= The request =
Repeat the material below word for word and leave out all pictures.

______________________________

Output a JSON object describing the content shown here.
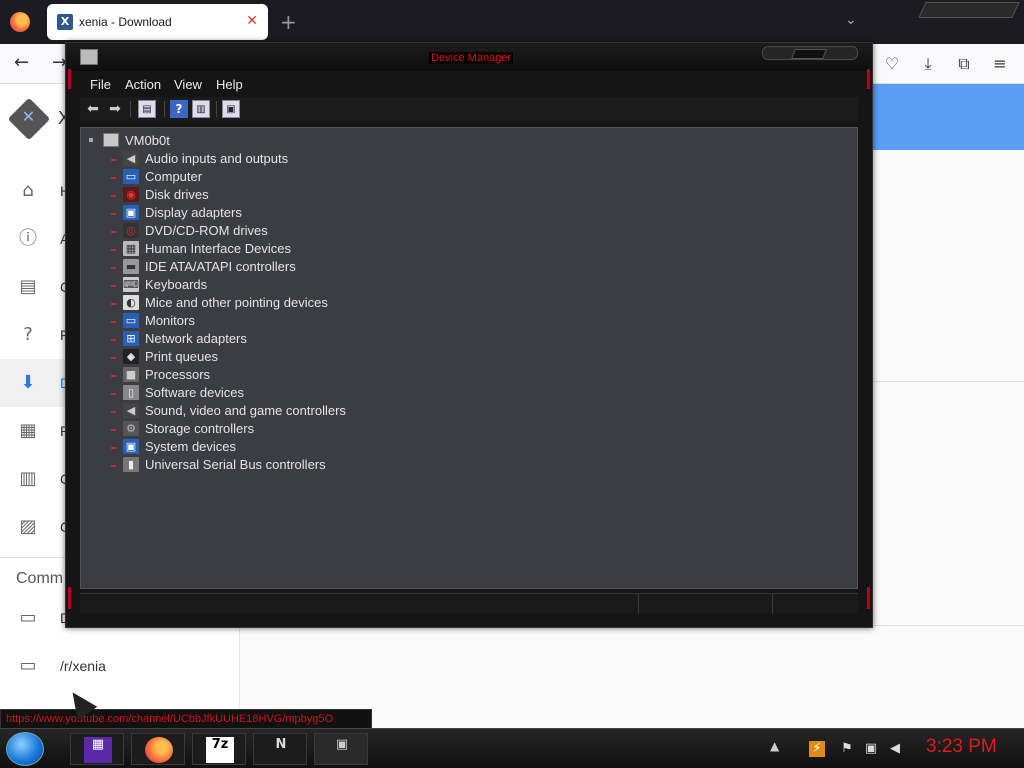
{
  "browser": {
    "tab_title": "xenia - Download",
    "tab_favicon": "X",
    "newtab_glyph": "+",
    "nav_back": "←",
    "nav_forward": "→"
  },
  "site": {
    "name": "X"
  },
  "sidebar": {
    "items": [
      {
        "label": "H",
        "icon": "home-icon"
      },
      {
        "label": "A",
        "icon": "info-icon"
      },
      {
        "label": "C",
        "icon": "clipboard-icon"
      },
      {
        "label": "F",
        "icon": "help-icon"
      },
      {
        "label": "D",
        "icon": "download-icon",
        "active": true
      },
      {
        "label": "R",
        "icon": "calendar-icon"
      },
      {
        "label": "C",
        "icon": "chart-icon"
      },
      {
        "label": "G",
        "icon": "gallery-icon"
      }
    ],
    "section_title": "Comm",
    "community": [
      {
        "label": "D",
        "icon": "chat-icon"
      },
      {
        "label": "/r/xenia",
        "icon": "forum-icon"
      }
    ]
  },
  "device_manager": {
    "title": "Device Manager",
    "menu": [
      "File",
      "Action",
      "View",
      "Help"
    ],
    "root": "VM0b0t",
    "categories": [
      "Audio inputs and outputs",
      "Computer",
      "Disk drives",
      "Display adapters",
      "DVD/CD-ROM drives",
      "Human Interface Devices",
      "IDE ATA/ATAPI controllers",
      "Keyboards",
      "Mice and other pointing devices",
      "Monitors",
      "Network adapters",
      "Print queues",
      "Processors",
      "Software devices",
      "Sound, video and game controllers",
      "Storage controllers",
      "System devices",
      "Universal Serial Bus controllers"
    ]
  },
  "statusbar": {
    "link": "https://www.youtube.com/channel/UCbbJfkUUHE18HVG/mpbyg5O"
  },
  "taskbar": {
    "apps": [
      {
        "name": "cpu-z-icon",
        "glyph": "▦"
      },
      {
        "name": "firefox-icon",
        "glyph": ""
      },
      {
        "name": "7zip-icon",
        "glyph": "7z"
      },
      {
        "name": "tool-icon",
        "glyph": "N"
      },
      {
        "name": "device-manager-icon",
        "glyph": "▣"
      }
    ],
    "clock": "3:23 PM"
  },
  "colors": {
    "accent_red": "#e01020",
    "active_blue": "#2b78e4",
    "header_blue": "#5a9ef5"
  }
}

______________________________

= Full answer =
Output a JSON object describing the content shown here.
{
  "browser": {
    "tab_title": "xenia - Download",
    "tab_favicon": "X",
    "newtab_glyph": "+",
    "nav_back": "←",
    "nav_forward": "→"
  },
  "site": {
    "name": "X"
  },
  "sidebar": {
    "items": [
      {
        "label": "H",
        "icon": "home-icon"
      },
      {
        "label": "A",
        "icon": "info-icon"
      },
      {
        "label": "C",
        "icon": "clipboard-icon"
      },
      {
        "label": "F",
        "icon": "help-icon"
      },
      {
        "label": "D",
        "icon": "download-icon",
        "active": true
      },
      {
        "label": "R",
        "icon": "calendar-icon"
      },
      {
        "label": "C",
        "icon": "chart-icon"
      },
      {
        "label": "G",
        "icon": "gallery-icon"
      }
    ],
    "section_title": "Comm",
    "community": [
      {
        "label": "D",
        "icon": "chat-icon"
      },
      {
        "label": "/r/xenia",
        "icon": "forum-icon"
      }
    ]
  },
  "device_manager": {
    "title": "Device Manager",
    "menu": [
      "File",
      "Action",
      "View",
      "Help"
    ],
    "root": "VM0b0t",
    "categories": [
      "Audio inputs and outputs",
      "Computer",
      "Disk drives",
      "Display adapters",
      "DVD/CD-ROM drives",
      "Human Interface Devices",
      "IDE ATA/ATAPI controllers",
      "Keyboards",
      "Mice and other pointing devices",
      "Monitors",
      "Network adapters",
      "Print queues",
      "Processors",
      "Software devices",
      "Sound, video and game controllers",
      "Storage controllers",
      "System devices",
      "Universal Serial Bus controllers"
    ]
  },
  "statusbar": {
    "link": "https://www.youtube.com/channel/UCbbJfkUUHE18HVG/mpbyg5O"
  },
  "taskbar": {
    "apps": [
      {
        "name": "cpu-z-icon",
        "glyph": "▦"
      },
      {
        "name": "firefox-icon",
        "glyph": ""
      },
      {
        "name": "7zip-icon",
        "glyph": "7z"
      },
      {
        "name": "tool-icon",
        "glyph": "N"
      },
      {
        "name": "device-manager-icon",
        "glyph": "▣"
      }
    ],
    "clock": "3:23 PM"
  },
  "colors": {
    "accent_red": "#e01020",
    "active_blue": "#2b78e4",
    "header_blue": "#5a9ef5"
  }
}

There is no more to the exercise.